**SET TASK**
Leave the pictures out, and retype all of the material exactly as written.

**ENTRIES SHOWN**
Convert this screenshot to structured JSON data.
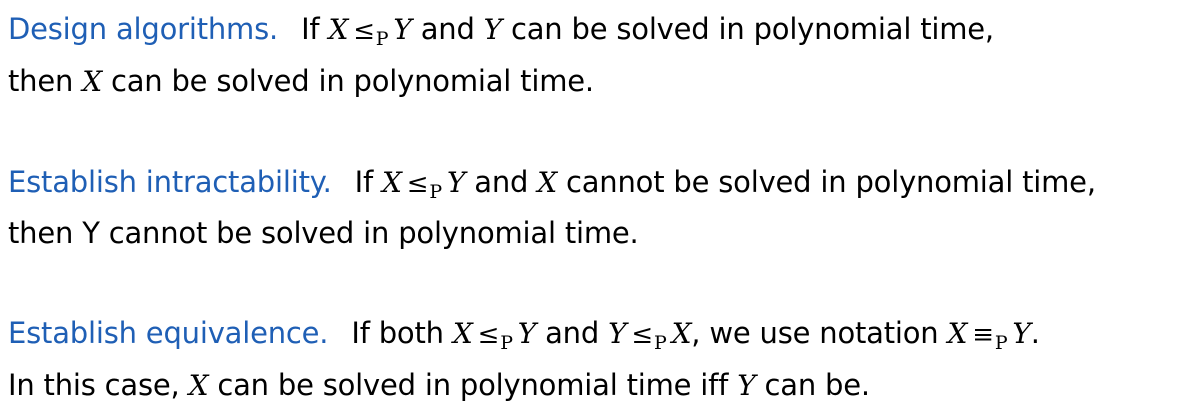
{
  "blocks": [
    {
      "lead": "Design algorithms.",
      "line1": [
        {
          "t": "If "
        },
        {
          "v": "X"
        },
        {
          "rel": "≤",
          "sub": "P"
        },
        {
          "v": "Y"
        },
        {
          "t": " and "
        },
        {
          "v": "Y"
        },
        {
          "t": " can be solved in polynomial time,"
        }
      ],
      "line2": [
        {
          "t": "then "
        },
        {
          "v": "X"
        },
        {
          "t": " can be solved in polynomial time."
        }
      ]
    },
    {
      "lead": "Establish intractability.",
      "line1": [
        {
          "t": "If "
        },
        {
          "v": "X"
        },
        {
          "rel": "≤",
          "sub": "P"
        },
        {
          "v": "Y"
        },
        {
          "t": " and "
        },
        {
          "v": "X"
        },
        {
          "t": " cannot be solved in polynomial time,"
        }
      ],
      "line2": [
        {
          "t": "then Y cannot be solved in polynomial time."
        }
      ]
    },
    {
      "lead": "Establish equivalence.",
      "line1": [
        {
          "t": "If both "
        },
        {
          "v": "X"
        },
        {
          "rel": "≤",
          "sub": "P"
        },
        {
          "v": "Y"
        },
        {
          "t": " and "
        },
        {
          "v": "Y"
        },
        {
          "rel": "≤",
          "sub": "P"
        },
        {
          "v": "X"
        },
        {
          "t": ", we use notation "
        },
        {
          "v": "X"
        },
        {
          "rel": "≡",
          "sub": "P"
        },
        {
          "v": "Y"
        },
        {
          "t": "."
        }
      ],
      "line2": [
        {
          "t": "In this case, "
        },
        {
          "v": "X"
        },
        {
          "t": " can be solved in polynomial time iff "
        },
        {
          "v": "Y"
        },
        {
          "t": " can be."
        }
      ]
    }
  ]
}
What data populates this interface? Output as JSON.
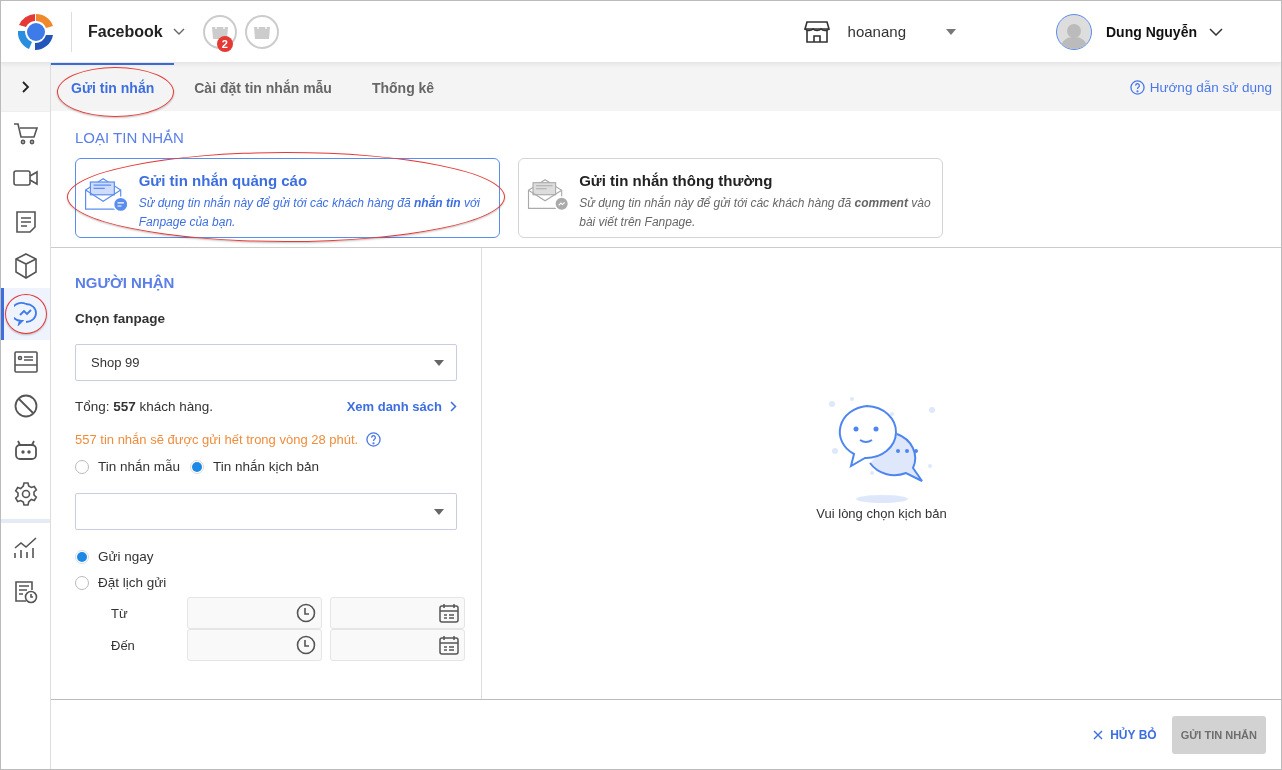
{
  "header": {
    "channel": "Facebook",
    "order_badge": "2",
    "store": "hoanang",
    "user": "Dung Nguyễn"
  },
  "sidebar": {
    "items": [
      {
        "kind": "cart",
        "selected": false,
        "circled": false
      },
      {
        "kind": "video",
        "selected": false,
        "circled": false
      },
      {
        "kind": "document",
        "selected": false,
        "circled": false
      },
      {
        "kind": "box",
        "selected": false,
        "circled": false
      },
      {
        "kind": "chat",
        "selected": true,
        "circled": true
      },
      {
        "kind": "card",
        "selected": false,
        "circled": false
      },
      {
        "kind": "ban",
        "selected": false,
        "circled": false
      },
      {
        "kind": "robot",
        "selected": false,
        "circled": false
      },
      {
        "kind": "gear",
        "selected": false,
        "circled": false
      },
      {
        "kind": "chart",
        "selected": false,
        "circled": false
      },
      {
        "kind": "report",
        "selected": false,
        "circled": false
      }
    ]
  },
  "tabs": [
    {
      "label": "Gửi tin nhắn",
      "selected": true,
      "circled": true
    },
    {
      "label": "Cài đặt tin nhắn mẫu",
      "selected": false,
      "circled": false
    },
    {
      "label": "Thống kê",
      "selected": false,
      "circled": false
    }
  ],
  "help_link": "Hướng dẫn sử dụng",
  "message_type": {
    "title": "LOẠI TIN NHẮN",
    "options": [
      {
        "kind": "ad",
        "title": "Gửi tin nhắn quảng cáo",
        "description": "Sử dụng tin nhắn này để gửi tới các khách hàng đã **nhắn tin** với Fanpage của bạn.",
        "selected": true,
        "circled": true
      },
      {
        "kind": "normal",
        "title": "Gửi tin nhắn thông thường",
        "description": "Sử dụng tin nhắn này để gửi tới các khách hàng đã **comment** vào bài viết trên Fanpage.",
        "selected": false,
        "circled": false
      }
    ]
  },
  "recipients": {
    "title": "NGƯỜI NHẬN",
    "fanpage_label": "Chọn fanpage",
    "fanpage_value": "Shop 99",
    "total": "Tổng: **557** khách hàng.",
    "view_list": "Xem danh sách",
    "notice": "557 tin nhắn sẽ được gửi hết trong vòng 28 phút.",
    "message_source": [
      {
        "label": "Tin nhắn mẫu",
        "selected": false
      },
      {
        "label": "Tin nhắn kịch bản",
        "selected": true
      }
    ],
    "send_time": [
      {
        "label": "Gửi ngay",
        "selected": true
      },
      {
        "label": "Đặt lịch gửi",
        "selected": false
      }
    ],
    "schedule_labels": [
      "Từ",
      "Đến"
    ]
  },
  "empty_state": {
    "text": "Vui lòng chọn kịch bản"
  },
  "footer": {
    "cancel": "HỦY BỎ",
    "submit": "GỬI TIN NHẮN",
    "submit_disabled": true
  }
}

**EXERCISE RESPONSE**
Convert this screenshot to structured JSON data.
{
  "blocks": [
    {
      "lead": "Design algorithms.",
      "line1": [
        {
          "t": "If "
        },
        {
          "v": "X"
        },
        {
          "rel": "≤",
          "sub": "P"
        },
        {
          "v": "Y"
        },
        {
          "t": " and "
        },
        {
          "v": "Y"
        },
        {
          "t": " can be solved in polynomial time,"
        }
      ],
      "line2": [
        {
          "t": "then "
        },
        {
          "v": "X"
        },
        {
          "t": " can be solved in polynomial time."
        }
      ]
    },
    {
      "lead": "Establish intractability.",
      "line1": [
        {
          "t": "If "
        },
        {
          "v": "X"
        },
        {
          "rel": "≤",
          "sub": "P"
        },
        {
          "v": "Y"
        },
        {
          "t": " and "
        },
        {
          "v": "X"
        },
        {
          "t": " cannot be solved in polynomial time,"
        }
      ],
      "line2": [
        {
          "t": "then Y cannot be solved in polynomial time."
        }
      ]
    },
    {
      "lead": "Establish equivalence.",
      "line1": [
        {
          "t": "If both "
        },
        {
          "v": "X"
        },
        {
          "rel": "≤",
          "sub": "P"
        },
        {
          "v": "Y"
        },
        {
          "t": " and "
        },
        {
          "v": "Y"
        },
        {
          "rel": "≤",
          "sub": "P"
        },
        {
          "v": "X"
        },
        {
          "t": ", we use notation "
        },
        {
          "v": "X"
        },
        {
          "rel": "≡",
          "sub": "P"
        },
        {
          "v": "Y"
        },
        {
          "t": "."
        }
      ],
      "line2": [
        {
          "t": "In this case, "
        },
        {
          "v": "X"
        },
        {
          "t": " can be solved in polynomial time iff "
        },
        {
          "v": "Y"
        },
        {
          "t": " can be."
        }
      ]
    }
  ]
}
What data populates this interface? Output as JSON.
{
  "header": {
    "channel": "Facebook",
    "order_badge": "2",
    "store": "hoanang",
    "user": "Dung Nguyễn"
  },
  "sidebar": {
    "items": [
      {
        "kind": "cart",
        "selected": false,
        "circled": false
      },
      {
        "kind": "video",
        "selected": false,
        "circled": false
      },
      {
        "kind": "document",
        "selected": false,
        "circled": false
      },
      {
        "kind": "box",
        "selected": false,
        "circled": false
      },
      {
        "kind": "chat",
        "selected": true,
        "circled": true
      },
      {
        "kind": "card",
        "selected": false,
        "circled": false
      },
      {
        "kind": "ban",
        "selected": false,
        "circled": false
      },
      {
        "kind": "robot",
        "selected": false,
        "circled": false
      },
      {
        "kind": "gear",
        "selected": false,
        "circled": false
      },
      {
        "kind": "chart",
        "selected": false,
        "circled": false
      },
      {
        "kind": "report",
        "selected": false,
        "circled": false
      }
    ]
  },
  "tabs": [
    {
      "label": "Gửi tin nhắn",
      "selected": true,
      "circled": true
    },
    {
      "label": "Cài đặt tin nhắn mẫu",
      "selected": false,
      "circled": false
    },
    {
      "label": "Thống kê",
      "selected": false,
      "circled": false
    }
  ],
  "help_link": "Hướng dẫn sử dụng",
  "message_type": {
    "title": "LOẠI TIN NHẮN",
    "options": [
      {
        "kind": "ad",
        "title": "Gửi tin nhắn quảng cáo",
        "description": "Sử dụng tin nhắn này để gửi tới các khách hàng đã **nhắn tin** với Fanpage của bạn.",
        "selected": true,
        "circled": true
      },
      {
        "kind": "normal",
        "title": "Gửi tin nhắn thông thường",
        "description": "Sử dụng tin nhắn này để gửi tới các khách hàng đã **comment** vào bài viết trên Fanpage.",
        "selected": false,
        "circled": false
      }
    ]
  },
  "recipients": {
    "title": "NGƯỜI NHẬN",
    "fanpage_label": "Chọn fanpage",
    "fanpage_value": "Shop 99",
    "total": "Tổng: **557** khách hàng.",
    "view_list": "Xem danh sách",
    "notice": "557 tin nhắn sẽ được gửi hết trong vòng 28 phút.",
    "message_source": [
      {
        "label": "Tin nhắn mẫu",
        "selected": false
      },
      {
        "label": "Tin nhắn kịch bản",
        "selected": true
      }
    ],
    "send_time": [
      {
        "label": "Gửi ngay",
        "selected": true
      },
      {
        "label": "Đặt lịch gửi",
        "selected": false
      }
    ],
    "schedule_labels": [
      "Từ",
      "Đến"
    ]
  },
  "empty_state": {
    "text": "Vui lòng chọn kịch bản"
  },
  "footer": {
    "cancel": "HỦY BỎ",
    "submit": "GỬI TIN NHẮN",
    "submit_disabled": true
  }
}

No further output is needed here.